BRIEF: Extract all data as written.

EXTRACTED DATA:
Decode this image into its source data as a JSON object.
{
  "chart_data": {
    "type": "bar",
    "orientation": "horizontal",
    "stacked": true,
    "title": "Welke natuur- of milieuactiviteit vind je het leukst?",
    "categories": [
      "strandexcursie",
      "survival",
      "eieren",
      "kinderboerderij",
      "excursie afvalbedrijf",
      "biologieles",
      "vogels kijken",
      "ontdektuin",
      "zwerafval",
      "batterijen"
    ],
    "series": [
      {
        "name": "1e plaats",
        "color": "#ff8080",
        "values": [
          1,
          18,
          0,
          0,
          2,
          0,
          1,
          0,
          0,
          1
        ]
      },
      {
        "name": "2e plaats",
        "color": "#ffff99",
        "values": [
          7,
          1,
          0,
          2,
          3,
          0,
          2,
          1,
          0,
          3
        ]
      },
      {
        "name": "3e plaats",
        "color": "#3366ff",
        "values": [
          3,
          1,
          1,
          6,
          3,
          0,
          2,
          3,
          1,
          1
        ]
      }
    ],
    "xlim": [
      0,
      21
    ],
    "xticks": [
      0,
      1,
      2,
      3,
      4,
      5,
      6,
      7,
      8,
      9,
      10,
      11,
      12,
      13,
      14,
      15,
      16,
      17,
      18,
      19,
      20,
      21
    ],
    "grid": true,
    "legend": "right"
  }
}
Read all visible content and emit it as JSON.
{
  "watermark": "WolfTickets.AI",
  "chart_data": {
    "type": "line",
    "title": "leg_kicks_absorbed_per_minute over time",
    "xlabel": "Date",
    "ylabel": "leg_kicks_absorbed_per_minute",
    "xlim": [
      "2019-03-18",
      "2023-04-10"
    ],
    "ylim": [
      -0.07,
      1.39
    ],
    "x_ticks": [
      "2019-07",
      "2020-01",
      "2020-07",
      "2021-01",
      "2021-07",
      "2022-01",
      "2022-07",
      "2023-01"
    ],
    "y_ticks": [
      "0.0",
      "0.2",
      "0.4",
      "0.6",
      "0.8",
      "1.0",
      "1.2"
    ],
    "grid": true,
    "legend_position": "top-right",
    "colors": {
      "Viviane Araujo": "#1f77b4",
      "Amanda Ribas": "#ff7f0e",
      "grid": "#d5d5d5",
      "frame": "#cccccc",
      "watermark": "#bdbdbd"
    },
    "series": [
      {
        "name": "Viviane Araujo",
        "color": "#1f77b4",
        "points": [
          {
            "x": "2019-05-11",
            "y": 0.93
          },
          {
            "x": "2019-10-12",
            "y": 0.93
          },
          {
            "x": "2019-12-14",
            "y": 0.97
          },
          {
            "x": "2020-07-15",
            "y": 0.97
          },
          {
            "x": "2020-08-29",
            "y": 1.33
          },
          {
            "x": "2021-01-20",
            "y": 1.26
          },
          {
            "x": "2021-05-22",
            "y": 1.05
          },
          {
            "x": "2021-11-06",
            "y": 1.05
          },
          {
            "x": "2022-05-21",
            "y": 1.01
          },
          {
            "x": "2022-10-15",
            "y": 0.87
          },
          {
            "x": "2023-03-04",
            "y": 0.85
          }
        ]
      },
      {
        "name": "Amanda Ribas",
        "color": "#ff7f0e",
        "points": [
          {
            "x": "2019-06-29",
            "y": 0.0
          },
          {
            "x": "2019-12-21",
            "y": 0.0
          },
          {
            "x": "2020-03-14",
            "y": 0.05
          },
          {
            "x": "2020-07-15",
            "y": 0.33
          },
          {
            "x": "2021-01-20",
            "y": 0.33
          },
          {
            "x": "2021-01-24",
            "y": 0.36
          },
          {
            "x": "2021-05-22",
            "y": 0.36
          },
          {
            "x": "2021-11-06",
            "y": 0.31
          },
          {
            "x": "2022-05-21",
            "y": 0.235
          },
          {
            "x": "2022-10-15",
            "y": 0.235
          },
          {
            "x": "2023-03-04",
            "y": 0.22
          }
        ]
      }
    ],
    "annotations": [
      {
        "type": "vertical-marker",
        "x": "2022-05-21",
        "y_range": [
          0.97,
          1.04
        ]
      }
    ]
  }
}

SOLVED EXERCISE:
Decode this image into its source data as a JSON object.
{
  "chart_data": {
    "type": "bar",
    "orientation": "horizontal",
    "stacked": true,
    "title": "Welke natuur- of milieuactiviteit vind je het leukst?",
    "categories": [
      "strandexcursie",
      "survival",
      "eieren",
      "kinderboerderij",
      "excursie afvalbedrijf",
      "biologieles",
      "vogels kijken",
      "ontdektuin",
      "zwerafval",
      "batterijen"
    ],
    "series": [
      {
        "name": "1e plaats",
        "color": "#ff8080",
        "values": [
          1,
          18,
          0,
          0,
          2,
          0,
          1,
          0,
          0,
          1
        ]
      },
      {
        "name": "2e plaats",
        "color": "#ffff99",
        "values": [
          7,
          1,
          0,
          2,
          3,
          0,
          2,
          1,
          0,
          3
        ]
      },
      {
        "name": "3e plaats",
        "color": "#3366ff",
        "values": [
          3,
          1,
          1,
          6,
          3,
          0,
          2,
          3,
          1,
          1
        ]
      }
    ],
    "xlim": [
      0,
      21
    ],
    "xticks": [
      0,
      1,
      2,
      3,
      4,
      5,
      6,
      7,
      8,
      9,
      10,
      11,
      12,
      13,
      14,
      15,
      16,
      17,
      18,
      19,
      20,
      21
    ],
    "grid": true,
    "legend": "right"
  }
}
Read all visible content and emit it as JSON.
{
  "watermark": "WolfTickets.AI",
  "chart_data": {
    "type": "line",
    "title": "leg_kicks_absorbed_per_minute over time",
    "xlabel": "Date",
    "ylabel": "leg_kicks_absorbed_per_minute",
    "xlim": [
      "2019-03-18",
      "2023-04-10"
    ],
    "ylim": [
      -0.07,
      1.39
    ],
    "x_ticks": [
      "2019-07",
      "2020-01",
      "2020-07",
      "2021-01",
      "2021-07",
      "2022-01",
      "2022-07",
      "2023-01"
    ],
    "y_ticks": [
      "0.0",
      "0.2",
      "0.4",
      "0.6",
      "0.8",
      "1.0",
      "1.2"
    ],
    "grid": true,
    "legend_position": "top-right",
    "colors": {
      "Viviane Araujo": "#1f77b4",
      "Amanda Ribas": "#ff7f0e",
      "grid": "#d5d5d5",
      "frame": "#cccccc",
      "watermark": "#bdbdbd"
    },
    "series": [
      {
        "name": "Viviane Araujo",
        "color": "#1f77b4",
        "points": [
          {
            "x": "2019-05-11",
            "y": 0.93
          },
          {
            "x": "2019-10-12",
            "y": 0.93
          },
          {
            "x": "2019-12-14",
            "y": 0.97
          },
          {
            "x": "2020-07-15",
            "y": 0.97
          },
          {
            "x": "2020-08-29",
            "y": 1.33
          },
          {
            "x": "2021-01-20",
            "y": 1.26
          },
          {
            "x": "2021-05-22",
            "y": 1.05
          },
          {
            "x": "2021-11-06",
            "y": 1.05
          },
          {
            "x": "2022-05-21",
            "y": 1.01
          },
          {
            "x": "2022-10-15",
            "y": 0.87
          },
          {
            "x": "2023-03-04",
            "y": 0.85
          }
        ]
      },
      {
        "name": "Amanda Ribas",
        "color": "#ff7f0e",
        "points": [
          {
            "x": "2019-06-29",
            "y": 0.0
          },
          {
            "x": "2019-12-21",
            "y": 0.0
          },
          {
            "x": "2020-03-14",
            "y": 0.05
          },
          {
            "x": "2020-07-15",
            "y": 0.33
          },
          {
            "x": "2021-01-20",
            "y": 0.33
          },
          {
            "x": "2021-01-24",
            "y": 0.36
          },
          {
            "x": "2021-05-22",
            "y": 0.36
          },
          {
            "x": "2021-11-06",
            "y": 0.31
          },
          {
            "x": "2022-05-21",
            "y": 0.235
          },
          {
            "x": "2022-10-15",
            "y": 0.235
          },
          {
            "x": "2023-03-04",
            "y": 0.22
          }
        ]
      }
    ],
    "annotations": [
      {
        "type": "vertical-marker",
        "x": "2022-05-21",
        "y_range": [
          0.97,
          1.04
        ]
      }
    ]
  }
}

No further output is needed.